Write out the material below again, unchanged.
# start of Data to process
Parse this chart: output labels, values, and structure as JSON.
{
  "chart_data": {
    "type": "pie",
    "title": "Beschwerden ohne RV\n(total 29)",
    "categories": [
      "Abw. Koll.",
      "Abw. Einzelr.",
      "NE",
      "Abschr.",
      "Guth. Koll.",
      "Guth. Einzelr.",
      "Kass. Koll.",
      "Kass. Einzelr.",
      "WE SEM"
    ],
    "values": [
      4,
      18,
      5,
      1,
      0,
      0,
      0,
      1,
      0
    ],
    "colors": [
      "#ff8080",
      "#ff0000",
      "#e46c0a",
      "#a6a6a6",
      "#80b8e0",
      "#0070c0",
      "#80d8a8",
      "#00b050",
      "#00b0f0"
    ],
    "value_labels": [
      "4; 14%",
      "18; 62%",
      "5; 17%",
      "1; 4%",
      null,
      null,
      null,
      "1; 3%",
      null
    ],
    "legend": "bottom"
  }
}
# end of Data to process
» Exercise response:
Parse this chart: output labels, values, and structure as JSON.
{
  "chart_data": {
    "type": "pie",
    "title": "Beschwerden ohne RV\n(total 29)",
    "categories": [
      "Abw. Koll.",
      "Abw. Einzelr.",
      "NE",
      "Abschr.",
      "Guth. Koll.",
      "Guth. Einzelr.",
      "Kass. Koll.",
      "Kass. Einzelr.",
      "WE SEM"
    ],
    "values": [
      4,
      18,
      5,
      1,
      0,
      0,
      0,
      1,
      0
    ],
    "colors": [
      "#ff8080",
      "#ff0000",
      "#e46c0a",
      "#a6a6a6",
      "#80b8e0",
      "#0070c0",
      "#80d8a8",
      "#00b050",
      "#00b0f0"
    ],
    "value_labels": [
      "4; 14%",
      "18; 62%",
      "5; 17%",
      "1; 4%",
      null,
      null,
      null,
      "1; 3%",
      null
    ],
    "legend": "bottom"
  }
}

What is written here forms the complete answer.